- _Entries from a dataset_
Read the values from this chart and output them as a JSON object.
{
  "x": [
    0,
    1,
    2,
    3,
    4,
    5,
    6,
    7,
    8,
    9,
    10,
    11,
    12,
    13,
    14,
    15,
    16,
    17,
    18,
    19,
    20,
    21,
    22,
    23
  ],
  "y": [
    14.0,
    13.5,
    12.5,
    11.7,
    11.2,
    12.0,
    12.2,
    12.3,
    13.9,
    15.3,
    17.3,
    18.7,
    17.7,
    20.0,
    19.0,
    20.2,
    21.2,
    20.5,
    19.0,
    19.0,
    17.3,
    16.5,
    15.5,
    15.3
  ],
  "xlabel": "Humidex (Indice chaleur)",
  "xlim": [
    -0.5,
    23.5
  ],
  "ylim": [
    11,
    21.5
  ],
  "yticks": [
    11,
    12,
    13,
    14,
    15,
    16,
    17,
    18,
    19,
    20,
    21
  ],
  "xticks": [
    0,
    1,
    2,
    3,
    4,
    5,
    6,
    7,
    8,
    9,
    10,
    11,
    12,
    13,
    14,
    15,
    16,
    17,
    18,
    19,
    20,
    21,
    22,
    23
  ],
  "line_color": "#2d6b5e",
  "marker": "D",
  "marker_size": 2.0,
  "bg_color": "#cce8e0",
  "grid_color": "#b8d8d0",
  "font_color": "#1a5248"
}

- _Exercise prompt_
Extract all lines as given.

- _Written response_
Read the values from this chart and output them as a JSON object.
{
  "x": [
    0,
    1,
    2,
    3,
    4,
    5,
    6,
    7,
    8,
    9,
    10,
    11,
    12,
    13,
    14,
    15,
    16,
    17,
    18,
    19,
    20,
    21,
    22,
    23
  ],
  "y": [
    14.0,
    13.5,
    12.5,
    11.7,
    11.2,
    12.0,
    12.2,
    12.3,
    13.9,
    15.3,
    17.3,
    18.7,
    17.7,
    20.0,
    19.0,
    20.2,
    21.2,
    20.5,
    19.0,
    19.0,
    17.3,
    16.5,
    15.5,
    15.3
  ],
  "xlabel": "Humidex (Indice chaleur)",
  "xlim": [
    -0.5,
    23.5
  ],
  "ylim": [
    11,
    21.5
  ],
  "yticks": [
    11,
    12,
    13,
    14,
    15,
    16,
    17,
    18,
    19,
    20,
    21
  ],
  "xticks": [
    0,
    1,
    2,
    3,
    4,
    5,
    6,
    7,
    8,
    9,
    10,
    11,
    12,
    13,
    14,
    15,
    16,
    17,
    18,
    19,
    20,
    21,
    22,
    23
  ],
  "line_color": "#2d6b5e",
  "marker": "D",
  "marker_size": 2.0,
  "bg_color": "#cce8e0",
  "grid_color": "#b8d8d0",
  "font_color": "#1a5248"
}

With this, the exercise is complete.